[Collection entries]
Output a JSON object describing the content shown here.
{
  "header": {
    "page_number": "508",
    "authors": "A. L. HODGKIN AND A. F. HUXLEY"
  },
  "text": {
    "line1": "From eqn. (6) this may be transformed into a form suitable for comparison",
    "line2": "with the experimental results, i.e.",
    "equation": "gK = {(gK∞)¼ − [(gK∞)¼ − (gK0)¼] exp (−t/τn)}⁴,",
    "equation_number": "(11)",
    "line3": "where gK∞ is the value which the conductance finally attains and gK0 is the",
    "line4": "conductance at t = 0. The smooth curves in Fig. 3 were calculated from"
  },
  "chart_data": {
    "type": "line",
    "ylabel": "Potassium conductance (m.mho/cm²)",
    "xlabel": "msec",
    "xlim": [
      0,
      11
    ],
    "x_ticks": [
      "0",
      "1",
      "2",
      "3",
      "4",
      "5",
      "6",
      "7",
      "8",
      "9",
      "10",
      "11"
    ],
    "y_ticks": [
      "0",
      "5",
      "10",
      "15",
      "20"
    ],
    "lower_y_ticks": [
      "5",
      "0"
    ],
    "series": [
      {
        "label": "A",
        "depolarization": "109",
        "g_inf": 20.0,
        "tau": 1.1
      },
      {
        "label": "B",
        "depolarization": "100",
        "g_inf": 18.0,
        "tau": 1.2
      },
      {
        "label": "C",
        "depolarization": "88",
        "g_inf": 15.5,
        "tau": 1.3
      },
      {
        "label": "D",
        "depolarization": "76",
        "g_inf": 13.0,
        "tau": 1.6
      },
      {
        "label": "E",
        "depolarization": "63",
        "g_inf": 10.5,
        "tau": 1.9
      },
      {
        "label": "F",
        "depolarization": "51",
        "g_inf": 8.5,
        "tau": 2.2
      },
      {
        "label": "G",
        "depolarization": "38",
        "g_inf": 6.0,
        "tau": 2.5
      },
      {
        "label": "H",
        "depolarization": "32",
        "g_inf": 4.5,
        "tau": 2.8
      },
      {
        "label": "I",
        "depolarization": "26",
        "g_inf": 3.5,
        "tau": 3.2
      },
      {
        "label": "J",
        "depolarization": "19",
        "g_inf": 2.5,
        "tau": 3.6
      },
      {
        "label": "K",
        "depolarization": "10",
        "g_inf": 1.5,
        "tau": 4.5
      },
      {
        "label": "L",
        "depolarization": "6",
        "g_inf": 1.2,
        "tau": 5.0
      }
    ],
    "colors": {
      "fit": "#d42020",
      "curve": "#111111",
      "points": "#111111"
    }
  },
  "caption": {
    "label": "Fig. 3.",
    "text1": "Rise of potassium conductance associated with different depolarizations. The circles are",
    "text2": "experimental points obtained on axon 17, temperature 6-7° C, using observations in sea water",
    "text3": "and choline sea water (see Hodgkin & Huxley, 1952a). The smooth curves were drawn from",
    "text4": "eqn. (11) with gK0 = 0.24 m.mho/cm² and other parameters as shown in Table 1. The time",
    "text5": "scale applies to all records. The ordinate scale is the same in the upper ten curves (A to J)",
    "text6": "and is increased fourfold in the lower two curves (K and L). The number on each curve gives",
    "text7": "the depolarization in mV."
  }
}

▸ Exercise description
Please quote every record above exactly as it appears.

▸ Output below
Output a JSON object describing the content shown here.
{
  "header": {
    "page_number": "508",
    "authors": "A. L. HODGKIN AND A. F. HUXLEY"
  },
  "text": {
    "line1": "From eqn. (6) this may be transformed into a form suitable for comparison",
    "line2": "with the experimental results, i.e.",
    "equation": "gK = {(gK∞)¼ − [(gK∞)¼ − (gK0)¼] exp (−t/τn)}⁴,",
    "equation_number": "(11)",
    "line3": "where gK∞ is the value which the conductance finally attains and gK0 is the",
    "line4": "conductance at t = 0. The smooth curves in Fig. 3 were calculated from"
  },
  "chart_data": {
    "type": "line",
    "ylabel": "Potassium conductance (m.mho/cm²)",
    "xlabel": "msec",
    "xlim": [
      0,
      11
    ],
    "x_ticks": [
      "0",
      "1",
      "2",
      "3",
      "4",
      "5",
      "6",
      "7",
      "8",
      "9",
      "10",
      "11"
    ],
    "y_ticks": [
      "0",
      "5",
      "10",
      "15",
      "20"
    ],
    "lower_y_ticks": [
      "5",
      "0"
    ],
    "series": [
      {
        "label": "A",
        "depolarization": "109",
        "g_inf": 20.0,
        "tau": 1.1
      },
      {
        "label": "B",
        "depolarization": "100",
        "g_inf": 18.0,
        "tau": 1.2
      },
      {
        "label": "C",
        "depolarization": "88",
        "g_inf": 15.5,
        "tau": 1.3
      },
      {
        "label": "D",
        "depolarization": "76",
        "g_inf": 13.0,
        "tau": 1.6
      },
      {
        "label": "E",
        "depolarization": "63",
        "g_inf": 10.5,
        "tau": 1.9
      },
      {
        "label": "F",
        "depolarization": "51",
        "g_inf": 8.5,
        "tau": 2.2
      },
      {
        "label": "G",
        "depolarization": "38",
        "g_inf": 6.0,
        "tau": 2.5
      },
      {
        "label": "H",
        "depolarization": "32",
        "g_inf": 4.5,
        "tau": 2.8
      },
      {
        "label": "I",
        "depolarization": "26",
        "g_inf": 3.5,
        "tau": 3.2
      },
      {
        "label": "J",
        "depolarization": "19",
        "g_inf": 2.5,
        "tau": 3.6
      },
      {
        "label": "K",
        "depolarization": "10",
        "g_inf": 1.5,
        "tau": 4.5
      },
      {
        "label": "L",
        "depolarization": "6",
        "g_inf": 1.2,
        "tau": 5.0
      }
    ],
    "colors": {
      "fit": "#d42020",
      "curve": "#111111",
      "points": "#111111"
    }
  },
  "caption": {
    "label": "Fig. 3.",
    "text1": "Rise of potassium conductance associated with different depolarizations. The circles are",
    "text2": "experimental points obtained on axon 17, temperature 6-7° C, using observations in sea water",
    "text3": "and choline sea water (see Hodgkin & Huxley, 1952a). The smooth curves were drawn from",
    "text4": "eqn. (11) with gK0 = 0.24 m.mho/cm² and other parameters as shown in Table 1. The time",
    "text5": "scale applies to all records. The ordinate scale is the same in the upper ten curves (A to J)",
    "text6": "and is increased fourfold in the lower two curves (K and L). The number on each curve gives",
    "text7": "the depolarization in mV."
  }
}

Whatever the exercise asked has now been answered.